[GIVEN DATA]:
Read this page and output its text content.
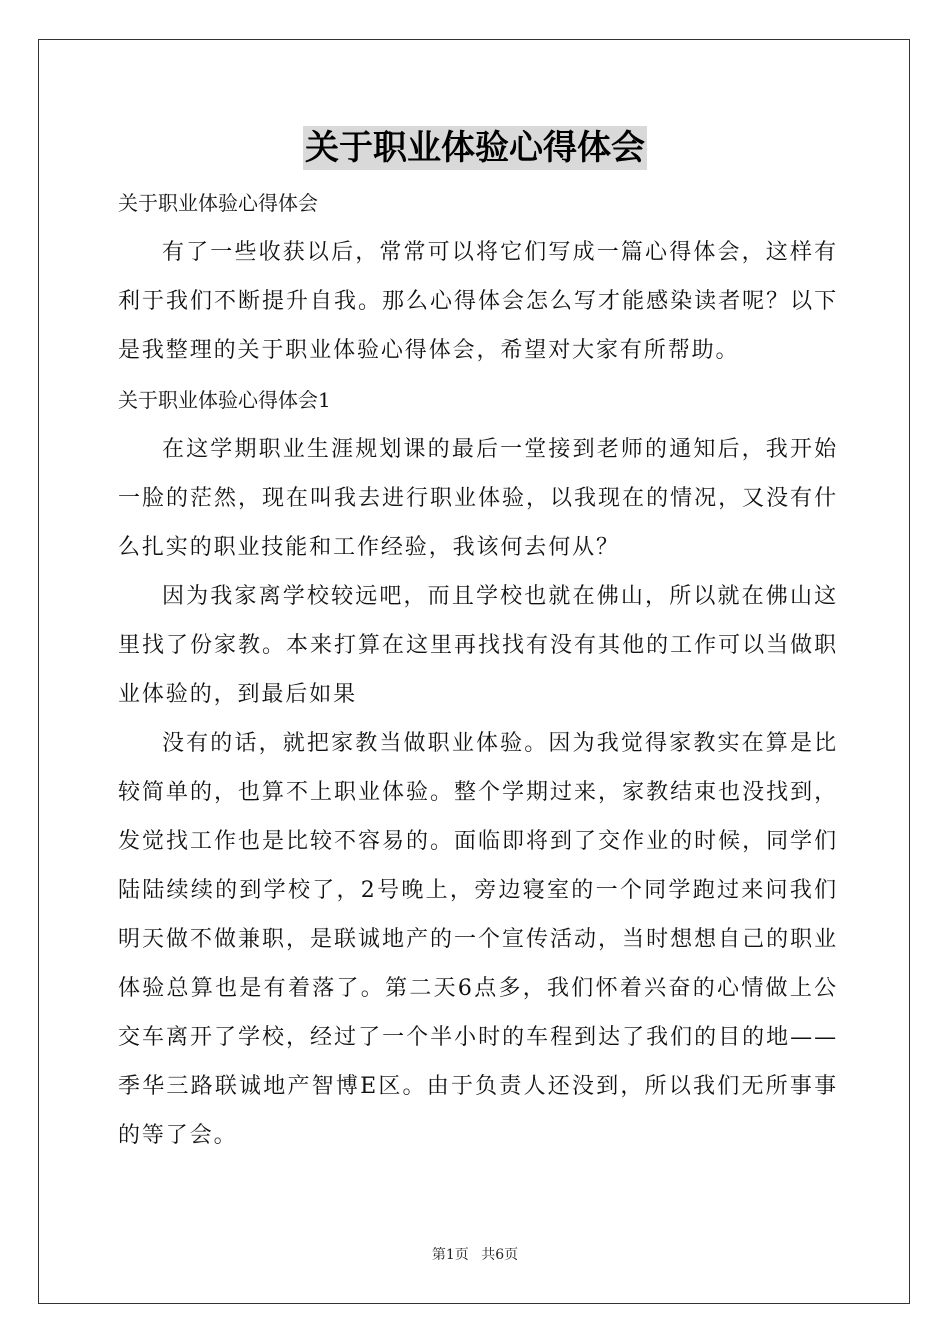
关于职业体验心得体会

关于职业体验心得体会

有了一些收获以后，常常可以将它们写成一篇心得体会，这样有利于我们不断提升自我。那么心得体会怎么写才能感染读者呢？以下是我整理的关于职业体验心得体会，希望对大家有所帮助。

关于职业体验心得体会1

在这学期职业生涯规划课的最后一堂接到老师的通知后，我开始一脸的茫然，现在叫我去进行职业体验，以我现在的情况，又没有什么扎实的职业技能和工作经验，我该何去何从？

因为我家离学校较远吧，而且学校也就在佛山，所以就在佛山这里找了份家教。本来打算在这里再找找有没有其他的工作可以当做职业体验的，到最后如果

没有的话，就把家教当做职业体验。因为我觉得家教实在算是比较简单的，也算不上职业体验。整个学期过来，家教结束也没找到，发觉找工作也是比较不容易的。面临即将到了交作业的时候，同学们陆陆续续的到学校了，2号晚上，旁边寝室的一个同学跑过来问我们明天做不做兼职，是联诚地产的一个宣传活动，当时想想自己的职业体验总算也是有着落了。第二天6点多，我们怀着兴奋的心情做上公交车离开了学校，经过了一个半小时的车程到达了我们的目的地——季华三路联诚地产智博E区。由于负责人还没到，所以我们无所事事的等了会。

第1页 共6页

[SET PROBLEM]:
Without the images, write out each line of the data verbatim.

[EXERCISE RESULT]:
Read this page and output its text content.
关于职业体验心得体会

关于职业体验心得体会

有了一些收获以后，常常可以将它们写成一篇心得体会，这样有利于我们不断提升自我。那么心得体会怎么写才能感染读者呢？以下是我整理的关于职业体验心得体会，希望对大家有所帮助。

关于职业体验心得体会1

在这学期职业生涯规划课的最后一堂接到老师的通知后，我开始一脸的茫然，现在叫我去进行职业体验，以我现在的情况，又没有什么扎实的职业技能和工作经验，我该何去何从？

因为我家离学校较远吧，而且学校也就在佛山，所以就在佛山这里找了份家教。本来打算在这里再找找有没有其他的工作可以当做职业体验的，到最后如果

没有的话，就把家教当做职业体验。因为我觉得家教实在算是比较简单的，也算不上职业体验。整个学期过来，家教结束也没找到，发觉找工作也是比较不容易的。面临即将到了交作业的时候，同学们陆陆续续的到学校了，2号晚上，旁边寝室的一个同学跑过来问我们明天做不做兼职，是联诚地产的一个宣传活动，当时想想自己的职业体验总算也是有着落了。第二天6点多，我们怀着兴奋的心情做上公交车离开了学校，经过了一个半小时的车程到达了我们的目的地——季华三路联诚地产智博E区。由于负责人还没到，所以我们无所事事的等了会。

第1页 共6页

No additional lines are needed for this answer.